Written exercise. Extract every line that contains the string "photo".

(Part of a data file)
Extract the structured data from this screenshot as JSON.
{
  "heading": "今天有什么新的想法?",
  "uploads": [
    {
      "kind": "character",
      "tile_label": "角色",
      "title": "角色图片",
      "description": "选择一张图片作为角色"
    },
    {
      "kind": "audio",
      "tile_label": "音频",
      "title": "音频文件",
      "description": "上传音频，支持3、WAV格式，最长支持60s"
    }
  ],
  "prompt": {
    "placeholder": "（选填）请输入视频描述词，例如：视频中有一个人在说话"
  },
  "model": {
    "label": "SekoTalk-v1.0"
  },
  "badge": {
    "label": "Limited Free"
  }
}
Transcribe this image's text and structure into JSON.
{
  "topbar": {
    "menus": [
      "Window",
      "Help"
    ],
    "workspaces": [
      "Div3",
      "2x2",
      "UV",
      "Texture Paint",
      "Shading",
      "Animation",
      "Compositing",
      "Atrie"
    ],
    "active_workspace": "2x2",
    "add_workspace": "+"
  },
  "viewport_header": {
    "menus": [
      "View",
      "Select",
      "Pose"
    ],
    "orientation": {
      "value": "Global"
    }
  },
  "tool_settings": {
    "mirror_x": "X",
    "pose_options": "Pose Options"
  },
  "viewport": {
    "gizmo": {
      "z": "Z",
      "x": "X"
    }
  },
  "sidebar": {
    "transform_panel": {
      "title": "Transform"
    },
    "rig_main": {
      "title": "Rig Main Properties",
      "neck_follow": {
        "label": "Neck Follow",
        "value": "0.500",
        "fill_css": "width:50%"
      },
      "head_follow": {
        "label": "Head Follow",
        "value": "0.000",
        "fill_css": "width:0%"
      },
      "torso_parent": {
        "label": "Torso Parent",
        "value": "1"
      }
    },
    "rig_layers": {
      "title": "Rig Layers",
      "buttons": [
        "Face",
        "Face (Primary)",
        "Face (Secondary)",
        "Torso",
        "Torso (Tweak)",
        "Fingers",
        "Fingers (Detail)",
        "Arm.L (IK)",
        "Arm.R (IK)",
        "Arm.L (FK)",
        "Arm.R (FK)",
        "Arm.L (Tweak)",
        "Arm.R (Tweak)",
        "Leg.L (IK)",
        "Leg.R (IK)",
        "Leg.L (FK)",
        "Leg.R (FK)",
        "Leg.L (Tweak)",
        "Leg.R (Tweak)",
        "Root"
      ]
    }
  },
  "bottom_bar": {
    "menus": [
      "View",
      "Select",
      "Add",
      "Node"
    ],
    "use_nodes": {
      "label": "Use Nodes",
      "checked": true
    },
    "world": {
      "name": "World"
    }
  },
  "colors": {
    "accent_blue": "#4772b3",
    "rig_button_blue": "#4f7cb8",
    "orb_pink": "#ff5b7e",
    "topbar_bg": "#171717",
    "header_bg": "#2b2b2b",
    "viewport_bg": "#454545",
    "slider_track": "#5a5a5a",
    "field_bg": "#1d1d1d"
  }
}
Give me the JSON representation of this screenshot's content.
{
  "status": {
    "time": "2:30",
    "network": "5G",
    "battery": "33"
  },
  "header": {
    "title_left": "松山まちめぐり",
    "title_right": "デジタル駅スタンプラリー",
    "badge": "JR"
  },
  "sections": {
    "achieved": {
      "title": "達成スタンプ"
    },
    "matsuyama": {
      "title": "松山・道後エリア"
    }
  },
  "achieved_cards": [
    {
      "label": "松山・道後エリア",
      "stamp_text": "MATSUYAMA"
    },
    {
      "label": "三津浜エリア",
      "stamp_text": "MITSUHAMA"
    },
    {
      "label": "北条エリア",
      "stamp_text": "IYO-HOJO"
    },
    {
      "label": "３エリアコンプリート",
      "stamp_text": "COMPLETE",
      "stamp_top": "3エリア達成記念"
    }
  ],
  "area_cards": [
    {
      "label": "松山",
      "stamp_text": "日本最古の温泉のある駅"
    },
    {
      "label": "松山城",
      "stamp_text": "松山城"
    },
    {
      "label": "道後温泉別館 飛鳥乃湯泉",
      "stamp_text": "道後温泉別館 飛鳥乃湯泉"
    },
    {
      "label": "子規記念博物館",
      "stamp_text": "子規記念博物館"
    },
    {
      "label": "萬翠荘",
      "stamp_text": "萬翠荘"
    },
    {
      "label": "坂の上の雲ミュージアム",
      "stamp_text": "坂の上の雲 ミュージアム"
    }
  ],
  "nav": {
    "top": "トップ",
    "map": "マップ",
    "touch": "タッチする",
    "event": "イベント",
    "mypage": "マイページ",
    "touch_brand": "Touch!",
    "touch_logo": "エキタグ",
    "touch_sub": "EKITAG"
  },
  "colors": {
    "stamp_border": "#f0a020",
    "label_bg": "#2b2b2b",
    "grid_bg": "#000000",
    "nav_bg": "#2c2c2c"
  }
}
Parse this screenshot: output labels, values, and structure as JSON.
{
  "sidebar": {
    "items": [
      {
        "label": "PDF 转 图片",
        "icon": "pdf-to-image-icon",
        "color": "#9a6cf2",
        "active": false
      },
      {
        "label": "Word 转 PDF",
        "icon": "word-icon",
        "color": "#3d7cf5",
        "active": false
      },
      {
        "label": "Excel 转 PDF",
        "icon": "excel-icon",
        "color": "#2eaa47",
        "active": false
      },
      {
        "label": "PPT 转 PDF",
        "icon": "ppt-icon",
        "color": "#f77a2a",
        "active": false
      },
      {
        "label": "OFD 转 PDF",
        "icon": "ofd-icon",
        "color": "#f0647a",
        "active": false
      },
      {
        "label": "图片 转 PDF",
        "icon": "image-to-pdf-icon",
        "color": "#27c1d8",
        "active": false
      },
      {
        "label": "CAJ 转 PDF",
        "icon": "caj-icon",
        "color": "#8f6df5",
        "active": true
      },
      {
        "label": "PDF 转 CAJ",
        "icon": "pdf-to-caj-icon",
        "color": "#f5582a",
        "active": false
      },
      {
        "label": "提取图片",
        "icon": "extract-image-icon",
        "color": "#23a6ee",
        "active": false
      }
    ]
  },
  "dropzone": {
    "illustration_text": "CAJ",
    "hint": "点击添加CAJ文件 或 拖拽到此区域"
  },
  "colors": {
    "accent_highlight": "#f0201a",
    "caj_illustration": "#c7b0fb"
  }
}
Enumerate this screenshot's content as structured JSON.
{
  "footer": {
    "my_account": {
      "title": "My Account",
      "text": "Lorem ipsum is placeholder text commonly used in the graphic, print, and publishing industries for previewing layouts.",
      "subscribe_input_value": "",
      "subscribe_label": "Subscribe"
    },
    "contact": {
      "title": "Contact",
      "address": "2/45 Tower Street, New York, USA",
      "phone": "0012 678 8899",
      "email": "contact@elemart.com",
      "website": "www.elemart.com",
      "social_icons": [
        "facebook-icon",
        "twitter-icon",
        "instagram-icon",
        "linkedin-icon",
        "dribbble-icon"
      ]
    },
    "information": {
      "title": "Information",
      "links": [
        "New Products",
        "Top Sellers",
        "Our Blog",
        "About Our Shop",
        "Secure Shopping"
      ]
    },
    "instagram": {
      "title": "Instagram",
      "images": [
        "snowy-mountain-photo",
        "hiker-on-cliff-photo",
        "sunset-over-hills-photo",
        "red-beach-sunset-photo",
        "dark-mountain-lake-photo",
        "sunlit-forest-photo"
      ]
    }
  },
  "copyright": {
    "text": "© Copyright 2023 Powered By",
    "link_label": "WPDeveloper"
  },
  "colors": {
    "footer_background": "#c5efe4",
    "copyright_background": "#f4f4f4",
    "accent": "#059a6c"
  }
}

Worked solution.
        "snowy-mountain-photo",
        "hiker-on-cliff-photo",
        "sunset-over-hills-photo",
        "red-beach-sunset-photo",
        "dark-mountain-lake-photo",
        "sunlit-forest-photo"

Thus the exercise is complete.